Locate each line containing the string "xlabel" and copy it out.

[Figure content listings]
--- BEGIN ---
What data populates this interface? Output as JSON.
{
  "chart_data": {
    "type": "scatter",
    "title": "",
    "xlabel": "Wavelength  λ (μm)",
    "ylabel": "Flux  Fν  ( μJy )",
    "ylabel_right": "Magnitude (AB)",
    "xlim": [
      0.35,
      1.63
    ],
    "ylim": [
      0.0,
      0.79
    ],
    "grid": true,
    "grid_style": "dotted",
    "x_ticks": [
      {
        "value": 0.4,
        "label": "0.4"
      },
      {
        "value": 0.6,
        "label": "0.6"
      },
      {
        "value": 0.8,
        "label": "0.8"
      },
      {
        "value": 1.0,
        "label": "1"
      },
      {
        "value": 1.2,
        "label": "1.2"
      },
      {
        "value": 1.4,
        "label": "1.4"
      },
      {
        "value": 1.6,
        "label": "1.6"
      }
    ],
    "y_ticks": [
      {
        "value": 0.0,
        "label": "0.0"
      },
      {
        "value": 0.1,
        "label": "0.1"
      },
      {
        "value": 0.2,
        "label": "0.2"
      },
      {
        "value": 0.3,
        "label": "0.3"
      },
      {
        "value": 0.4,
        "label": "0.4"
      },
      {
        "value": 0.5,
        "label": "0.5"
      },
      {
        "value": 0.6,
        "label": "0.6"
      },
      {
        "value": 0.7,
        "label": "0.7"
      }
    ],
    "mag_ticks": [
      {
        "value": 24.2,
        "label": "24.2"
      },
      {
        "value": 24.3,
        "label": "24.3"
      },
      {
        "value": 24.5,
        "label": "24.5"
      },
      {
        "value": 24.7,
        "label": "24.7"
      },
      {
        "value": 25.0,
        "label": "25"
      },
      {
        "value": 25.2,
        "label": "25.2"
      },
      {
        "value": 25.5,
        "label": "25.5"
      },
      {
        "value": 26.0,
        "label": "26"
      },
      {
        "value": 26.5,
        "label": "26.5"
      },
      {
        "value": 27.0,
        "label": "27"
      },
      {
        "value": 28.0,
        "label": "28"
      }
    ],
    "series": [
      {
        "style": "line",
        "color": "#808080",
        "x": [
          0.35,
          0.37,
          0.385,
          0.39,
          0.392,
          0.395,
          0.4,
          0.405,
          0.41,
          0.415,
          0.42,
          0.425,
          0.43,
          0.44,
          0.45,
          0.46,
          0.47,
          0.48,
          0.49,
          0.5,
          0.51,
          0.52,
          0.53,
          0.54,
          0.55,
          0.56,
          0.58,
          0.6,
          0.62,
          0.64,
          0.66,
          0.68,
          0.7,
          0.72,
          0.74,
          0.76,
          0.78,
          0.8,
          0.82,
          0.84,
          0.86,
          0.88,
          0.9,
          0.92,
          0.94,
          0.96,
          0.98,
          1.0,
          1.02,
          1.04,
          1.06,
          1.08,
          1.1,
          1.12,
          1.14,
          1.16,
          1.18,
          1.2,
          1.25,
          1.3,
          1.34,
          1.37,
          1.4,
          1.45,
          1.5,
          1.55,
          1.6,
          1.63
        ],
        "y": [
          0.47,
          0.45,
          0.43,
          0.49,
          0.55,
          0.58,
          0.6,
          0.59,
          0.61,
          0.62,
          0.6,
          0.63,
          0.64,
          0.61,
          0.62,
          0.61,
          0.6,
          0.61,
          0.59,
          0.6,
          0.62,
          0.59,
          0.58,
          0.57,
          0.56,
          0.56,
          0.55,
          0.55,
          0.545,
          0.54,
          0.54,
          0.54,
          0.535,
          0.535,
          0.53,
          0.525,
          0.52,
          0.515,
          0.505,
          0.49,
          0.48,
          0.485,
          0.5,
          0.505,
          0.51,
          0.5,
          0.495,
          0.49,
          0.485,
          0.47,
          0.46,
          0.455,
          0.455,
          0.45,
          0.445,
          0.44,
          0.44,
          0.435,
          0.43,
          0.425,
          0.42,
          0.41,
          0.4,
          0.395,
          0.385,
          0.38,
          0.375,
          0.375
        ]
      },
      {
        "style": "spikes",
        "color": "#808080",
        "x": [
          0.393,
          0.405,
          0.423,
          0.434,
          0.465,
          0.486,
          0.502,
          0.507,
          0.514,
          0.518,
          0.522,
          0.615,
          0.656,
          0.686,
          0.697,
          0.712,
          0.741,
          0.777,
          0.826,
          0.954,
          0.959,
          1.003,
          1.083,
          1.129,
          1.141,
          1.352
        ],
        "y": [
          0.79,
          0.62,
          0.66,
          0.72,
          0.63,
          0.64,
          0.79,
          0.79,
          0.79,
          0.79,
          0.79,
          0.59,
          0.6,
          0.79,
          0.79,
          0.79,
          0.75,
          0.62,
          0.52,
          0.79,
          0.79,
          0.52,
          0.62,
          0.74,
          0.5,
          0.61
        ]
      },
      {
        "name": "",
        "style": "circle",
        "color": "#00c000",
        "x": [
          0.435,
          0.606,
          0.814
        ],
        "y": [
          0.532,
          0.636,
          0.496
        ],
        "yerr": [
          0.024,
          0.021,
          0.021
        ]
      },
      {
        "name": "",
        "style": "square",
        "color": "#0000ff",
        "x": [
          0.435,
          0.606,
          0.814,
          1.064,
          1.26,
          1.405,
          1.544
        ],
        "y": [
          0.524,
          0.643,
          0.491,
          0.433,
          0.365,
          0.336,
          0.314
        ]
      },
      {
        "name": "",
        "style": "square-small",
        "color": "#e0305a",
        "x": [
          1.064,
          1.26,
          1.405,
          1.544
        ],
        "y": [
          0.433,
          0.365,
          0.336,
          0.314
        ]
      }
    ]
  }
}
--- END ---
--- BEGIN ---
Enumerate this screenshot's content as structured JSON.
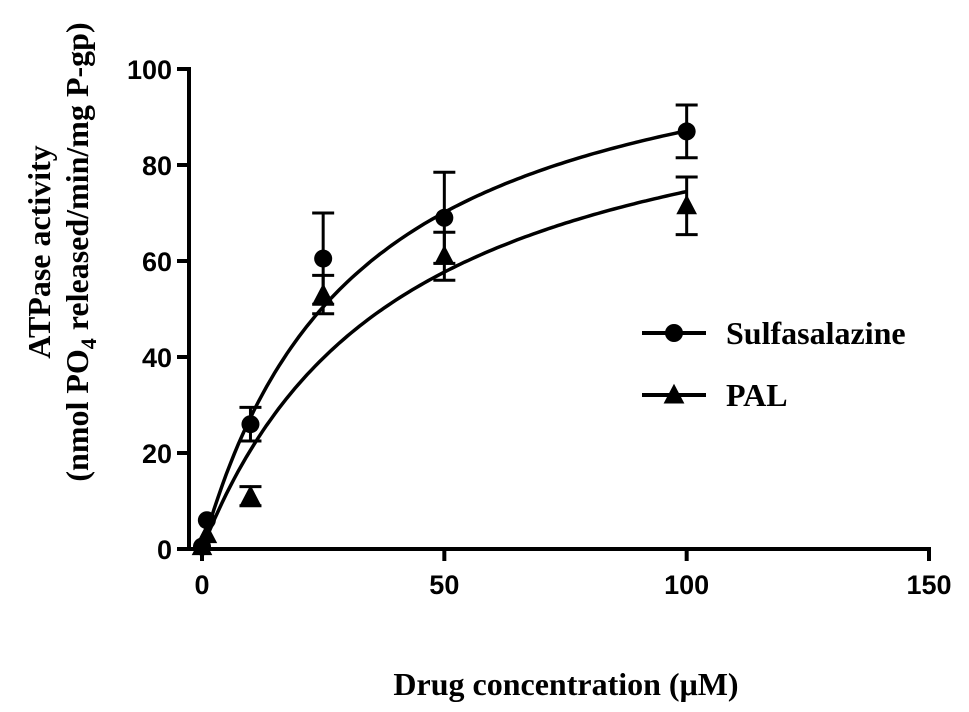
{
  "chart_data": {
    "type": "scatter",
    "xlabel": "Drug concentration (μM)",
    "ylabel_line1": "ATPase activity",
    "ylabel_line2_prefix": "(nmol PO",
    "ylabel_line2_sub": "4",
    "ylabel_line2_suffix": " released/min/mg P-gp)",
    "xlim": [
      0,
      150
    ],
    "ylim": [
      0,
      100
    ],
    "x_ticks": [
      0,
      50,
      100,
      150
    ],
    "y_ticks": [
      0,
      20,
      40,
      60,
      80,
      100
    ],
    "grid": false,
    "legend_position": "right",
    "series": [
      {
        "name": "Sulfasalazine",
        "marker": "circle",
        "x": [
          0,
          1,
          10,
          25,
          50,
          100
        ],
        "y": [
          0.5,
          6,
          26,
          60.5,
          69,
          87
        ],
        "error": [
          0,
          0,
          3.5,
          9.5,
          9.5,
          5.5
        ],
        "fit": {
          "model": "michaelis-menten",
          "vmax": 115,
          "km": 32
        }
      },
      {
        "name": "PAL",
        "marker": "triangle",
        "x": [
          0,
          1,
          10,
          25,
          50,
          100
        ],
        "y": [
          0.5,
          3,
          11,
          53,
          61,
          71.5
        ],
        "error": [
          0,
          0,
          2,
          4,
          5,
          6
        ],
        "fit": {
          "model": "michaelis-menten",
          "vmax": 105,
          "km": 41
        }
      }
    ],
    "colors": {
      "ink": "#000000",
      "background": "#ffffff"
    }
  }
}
--- END ---
_Completed task_
    "xlabel": "Wavelength  λ (μm)",
    "xlabel": "Drug concentration (μM)",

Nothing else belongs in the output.